Exercise brief: Drop every picture and give the entries back exactly.
"""
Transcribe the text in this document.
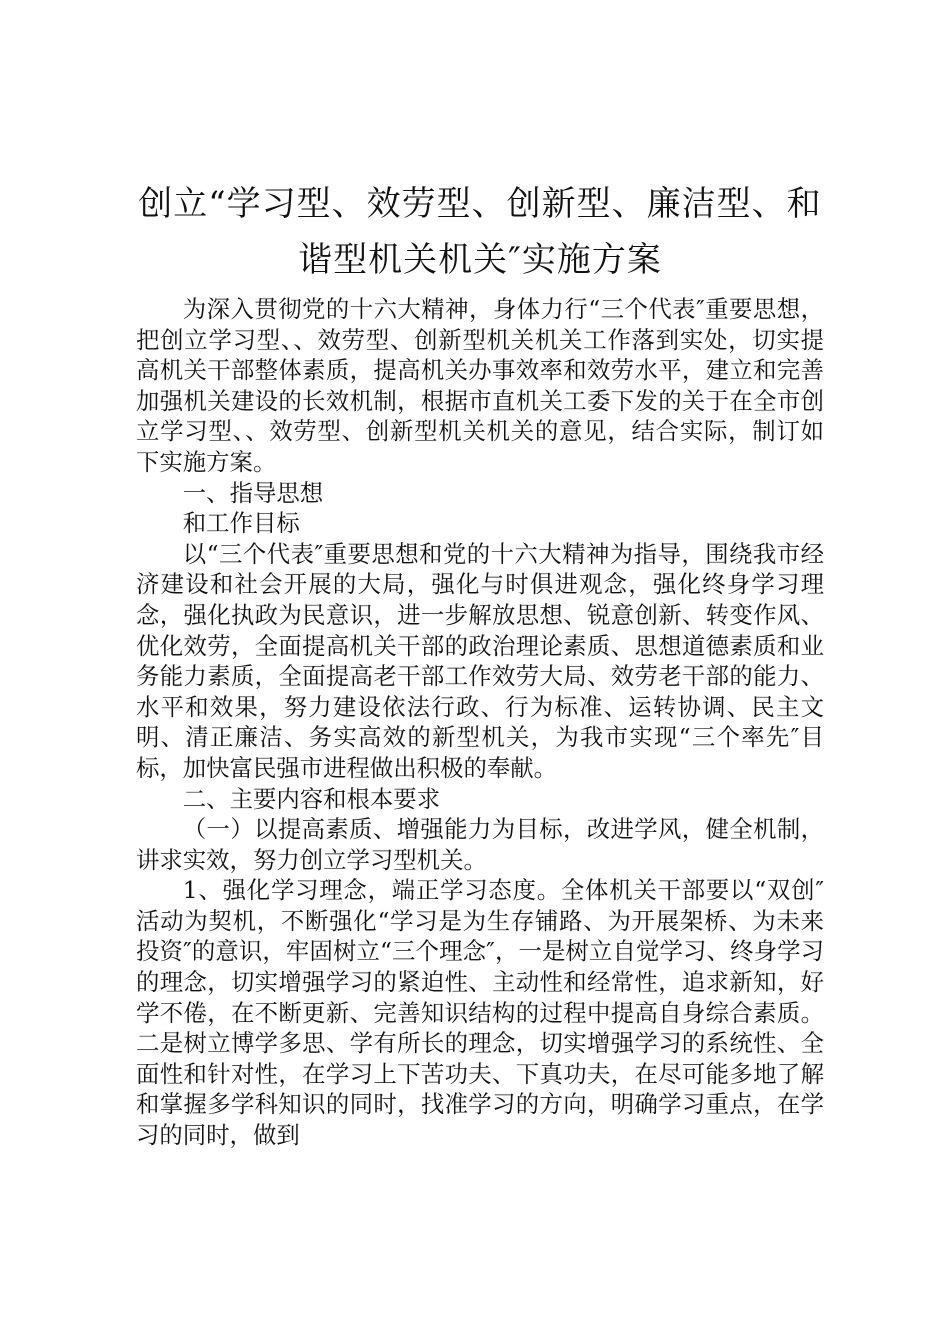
创立“学习型、效劳型、创新型、廉洁型、和
谐型机关机关″实施方案

为深入贯彻党的十六大精神，身体力行“三个代表″重要思想，把创立学习型、、效劳型、创新型机关机关工作落到实处，切实提高机关干部整体素质，提高机关办事效率和效劳水平，建立和完善加强机关建设的长效机制，根据市直机关工委下发的关于在全市创立学习型、、效劳型、创新型机关机关的意见，结合实际，制订如下实施方案。

一、指导思想

和工作目标

以“三个代表″重要思想和党的十六大精神为指导，围绕我市经济建设和社会开展的大局，强化与时俱进观念，强化终身学习理念，强化执政为民意识，进一步解放思想、锐意创新、转变作风、优化效劳，全面提高机关干部的政治理论素质、思想道德素质和业务能力素质，全面提高老干部工作效劳大局、效劳老干部的能力、水平和效果，努力建设依法行政、行为标准、运转协调、民主文明、清正廉洁、务实高效的新型机关，为我市实现“三个率先″目标，加快富民强市进程做出积极的奉献。

二、主要内容和根本要求

（一）以提高素质、增强能力为目标，改进学风，健全机制，讲求实效，努力创立学习型机关。

1、强化学习理念，端正学习态度。全体机关干部要以“双创″活动为契机，不断强化“学习是为生存铺路、为开展架桥、为未来投资″的意识，牢固树立“三个理念″，一是树立自觉学习、终身学习的理念，切实增强学习的紧迫性、主动性和经常性，追求新知，好学不倦，在不断更新、完善知识结构的过程中提高自身综合素质。二是树立博学多思、学有所长的理念，切实增强学习的系统性、全面性和针对性，在学习上下苦功夫、下真功夫，在尽可能多地了解和掌握多学科知识的同时，找准学习的方向，明确学习重点，在学习的同时，做到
"""
Answer in full:
Transcribe the text in this document.
创立“学习型、效劳型、创新型、廉洁型、和
谐型机关机关″实施方案

为深入贯彻党的十六大精神，身体力行“三个代表″重要思想，把创立学习型、、效劳型、创新型机关机关工作落到实处，切实提高机关干部整体素质，提高机关办事效率和效劳水平，建立和完善加强机关建设的长效机制，根据市直机关工委下发的关于在全市创立学习型、、效劳型、创新型机关机关的意见，结合实际，制订如下实施方案。

一、指导思想

和工作目标

以“三个代表″重要思想和党的十六大精神为指导，围绕我市经济建设和社会开展的大局，强化与时俱进观念，强化终身学习理念，强化执政为民意识，进一步解放思想、锐意创新、转变作风、优化效劳，全面提高机关干部的政治理论素质、思想道德素质和业务能力素质，全面提高老干部工作效劳大局、效劳老干部的能力、水平和效果，努力建设依法行政、行为标准、运转协调、民主文明、清正廉洁、务实高效的新型机关，为我市实现“三个率先″目标，加快富民强市进程做出积极的奉献。

二、主要内容和根本要求

（一）以提高素质、增强能力为目标，改进学风，健全机制，讲求实效，努力创立学习型机关。

1、强化学习理念，端正学习态度。全体机关干部要以“双创″活动为契机，不断强化“学习是为生存铺路、为开展架桥、为未来投资″的意识，牢固树立“三个理念″，一是树立自觉学习、终身学习的理念，切实增强学习的紧迫性、主动性和经常性，追求新知，好学不倦，在不断更新、完善知识结构的过程中提高自身综合素质。二是树立博学多思、学有所长的理念，切实增强学习的系统性、全面性和针对性，在学习上下苦功夫、下真功夫，在尽可能多地了解和掌握多学科知识的同时，找准学习的方向，明确学习重点，在学习的同时，做到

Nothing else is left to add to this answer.